Objective » Work out how many lines of the records hold the string "Mixed", and reply with that number alone.

Items from a data source »
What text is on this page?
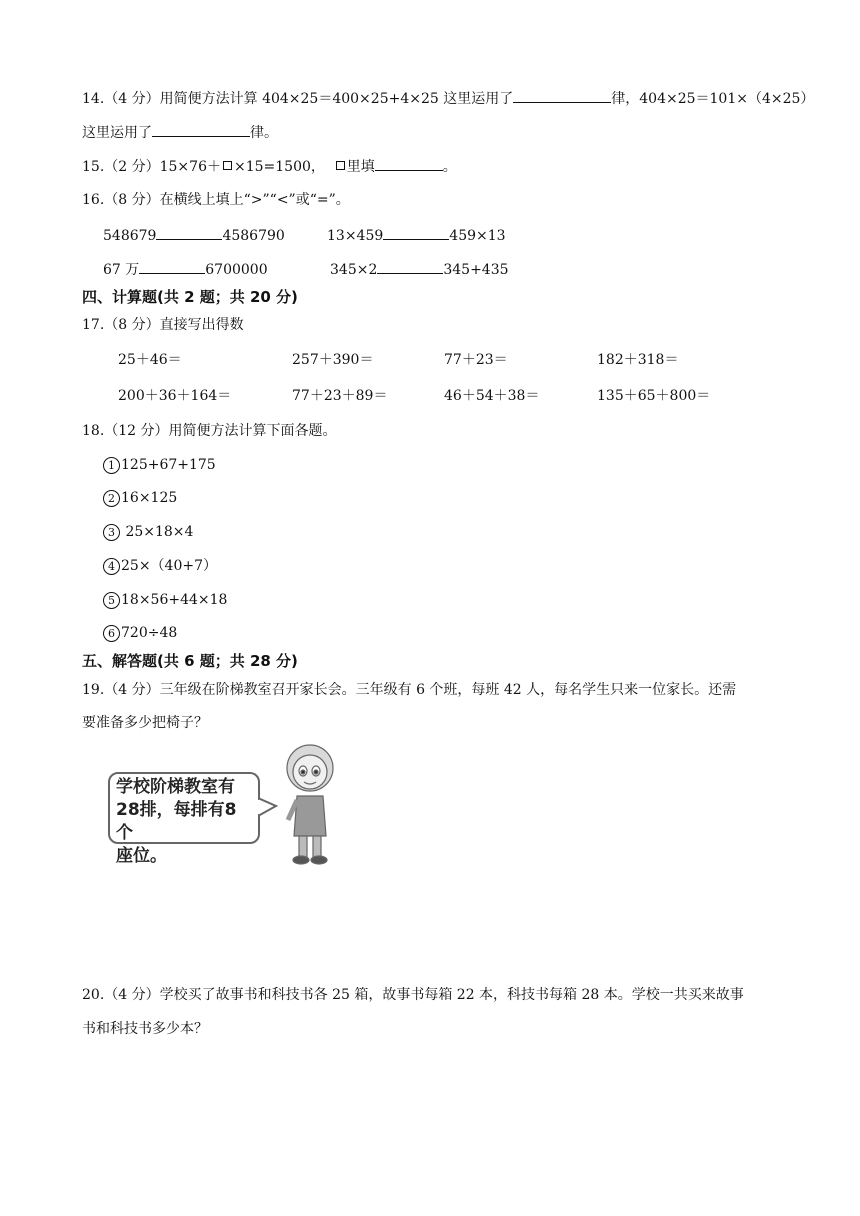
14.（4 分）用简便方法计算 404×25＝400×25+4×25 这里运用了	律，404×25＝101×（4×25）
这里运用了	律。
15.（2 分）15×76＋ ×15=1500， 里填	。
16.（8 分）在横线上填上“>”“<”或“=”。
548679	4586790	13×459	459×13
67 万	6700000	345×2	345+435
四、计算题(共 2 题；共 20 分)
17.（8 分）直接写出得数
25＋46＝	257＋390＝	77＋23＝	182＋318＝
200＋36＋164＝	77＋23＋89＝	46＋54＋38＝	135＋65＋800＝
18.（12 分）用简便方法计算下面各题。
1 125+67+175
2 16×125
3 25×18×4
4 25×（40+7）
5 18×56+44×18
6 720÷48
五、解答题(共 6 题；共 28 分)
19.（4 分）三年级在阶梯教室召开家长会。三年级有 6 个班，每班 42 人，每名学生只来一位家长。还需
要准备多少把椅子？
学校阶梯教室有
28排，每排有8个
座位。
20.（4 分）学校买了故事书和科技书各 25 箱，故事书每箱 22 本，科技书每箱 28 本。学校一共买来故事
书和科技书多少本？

* * *

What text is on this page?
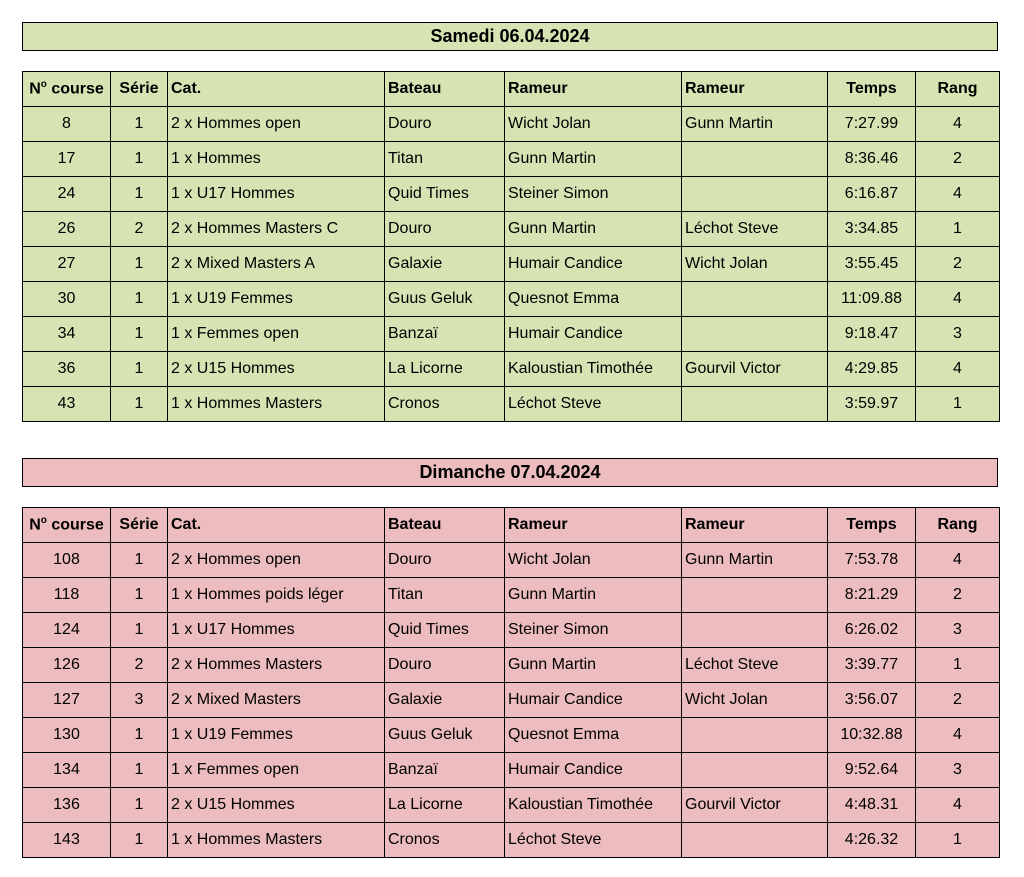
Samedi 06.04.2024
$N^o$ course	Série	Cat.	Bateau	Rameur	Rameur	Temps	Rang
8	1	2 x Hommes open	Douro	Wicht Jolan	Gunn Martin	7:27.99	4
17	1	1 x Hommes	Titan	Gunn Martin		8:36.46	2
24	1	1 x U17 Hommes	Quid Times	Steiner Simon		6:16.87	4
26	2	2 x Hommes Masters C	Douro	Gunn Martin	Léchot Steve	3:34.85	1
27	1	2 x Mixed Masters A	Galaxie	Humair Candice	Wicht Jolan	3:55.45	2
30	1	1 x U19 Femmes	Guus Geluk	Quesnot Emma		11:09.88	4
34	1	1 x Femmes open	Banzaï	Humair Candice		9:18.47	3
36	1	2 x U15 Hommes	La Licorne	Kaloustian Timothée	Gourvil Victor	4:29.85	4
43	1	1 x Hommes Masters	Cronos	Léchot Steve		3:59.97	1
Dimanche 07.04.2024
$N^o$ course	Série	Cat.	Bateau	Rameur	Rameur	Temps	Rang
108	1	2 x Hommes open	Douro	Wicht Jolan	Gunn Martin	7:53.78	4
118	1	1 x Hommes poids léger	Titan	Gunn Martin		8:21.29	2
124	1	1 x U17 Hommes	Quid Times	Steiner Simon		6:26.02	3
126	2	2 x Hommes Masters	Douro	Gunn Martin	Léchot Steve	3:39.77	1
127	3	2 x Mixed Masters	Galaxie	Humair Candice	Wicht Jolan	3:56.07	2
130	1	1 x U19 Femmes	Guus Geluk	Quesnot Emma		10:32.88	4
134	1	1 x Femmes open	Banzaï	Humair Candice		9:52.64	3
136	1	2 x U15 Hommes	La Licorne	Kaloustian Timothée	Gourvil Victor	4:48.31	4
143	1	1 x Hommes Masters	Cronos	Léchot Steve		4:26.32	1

==

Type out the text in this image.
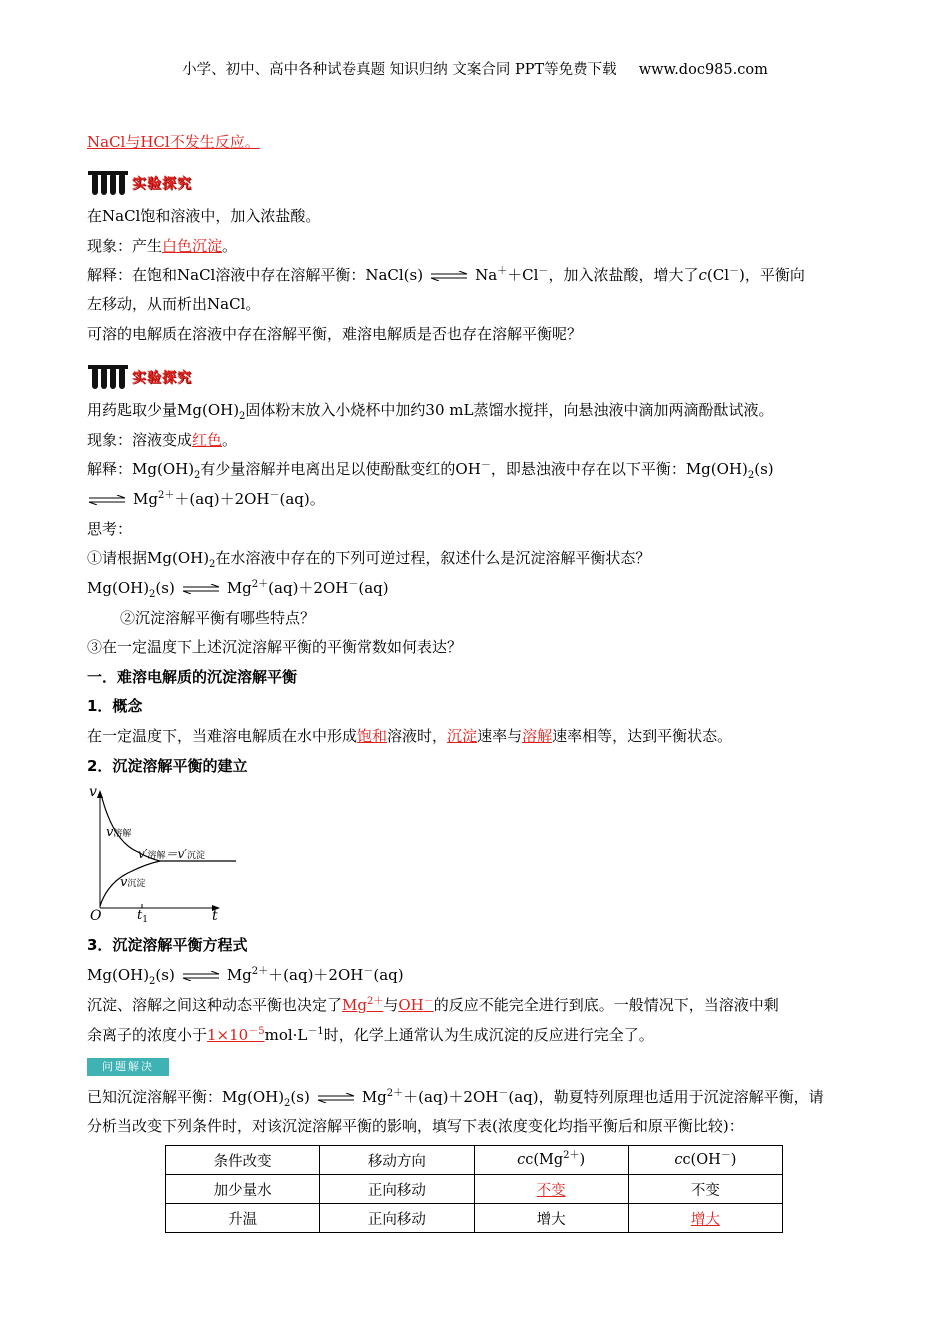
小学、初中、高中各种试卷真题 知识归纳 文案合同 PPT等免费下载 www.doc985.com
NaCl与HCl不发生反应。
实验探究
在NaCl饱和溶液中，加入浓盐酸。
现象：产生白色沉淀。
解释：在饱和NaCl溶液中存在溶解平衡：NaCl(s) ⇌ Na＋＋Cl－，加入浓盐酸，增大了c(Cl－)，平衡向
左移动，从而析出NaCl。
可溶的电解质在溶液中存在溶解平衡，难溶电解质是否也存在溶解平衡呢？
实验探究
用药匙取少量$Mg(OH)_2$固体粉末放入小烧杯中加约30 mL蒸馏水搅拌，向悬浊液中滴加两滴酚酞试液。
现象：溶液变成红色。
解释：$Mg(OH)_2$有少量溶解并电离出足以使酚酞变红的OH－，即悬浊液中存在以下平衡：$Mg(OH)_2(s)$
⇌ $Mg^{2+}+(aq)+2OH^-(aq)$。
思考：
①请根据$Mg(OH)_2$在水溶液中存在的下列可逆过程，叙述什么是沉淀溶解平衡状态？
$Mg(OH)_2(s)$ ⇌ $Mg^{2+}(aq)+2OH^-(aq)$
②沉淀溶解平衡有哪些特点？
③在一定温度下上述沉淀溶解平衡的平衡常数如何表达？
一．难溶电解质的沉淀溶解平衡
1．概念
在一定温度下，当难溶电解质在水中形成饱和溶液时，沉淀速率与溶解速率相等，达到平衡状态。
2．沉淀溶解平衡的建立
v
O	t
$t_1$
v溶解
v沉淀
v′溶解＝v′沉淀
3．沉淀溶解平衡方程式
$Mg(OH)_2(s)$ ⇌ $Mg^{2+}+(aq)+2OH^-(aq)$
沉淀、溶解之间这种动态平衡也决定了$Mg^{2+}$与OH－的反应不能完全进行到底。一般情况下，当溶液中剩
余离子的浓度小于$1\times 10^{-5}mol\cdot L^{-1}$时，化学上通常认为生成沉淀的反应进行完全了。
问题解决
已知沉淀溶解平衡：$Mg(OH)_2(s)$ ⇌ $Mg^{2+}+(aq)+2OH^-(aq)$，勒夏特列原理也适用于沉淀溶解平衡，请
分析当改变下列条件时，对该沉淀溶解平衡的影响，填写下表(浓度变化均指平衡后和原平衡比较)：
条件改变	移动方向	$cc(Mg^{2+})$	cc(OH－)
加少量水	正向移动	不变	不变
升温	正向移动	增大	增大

Worked answer » 2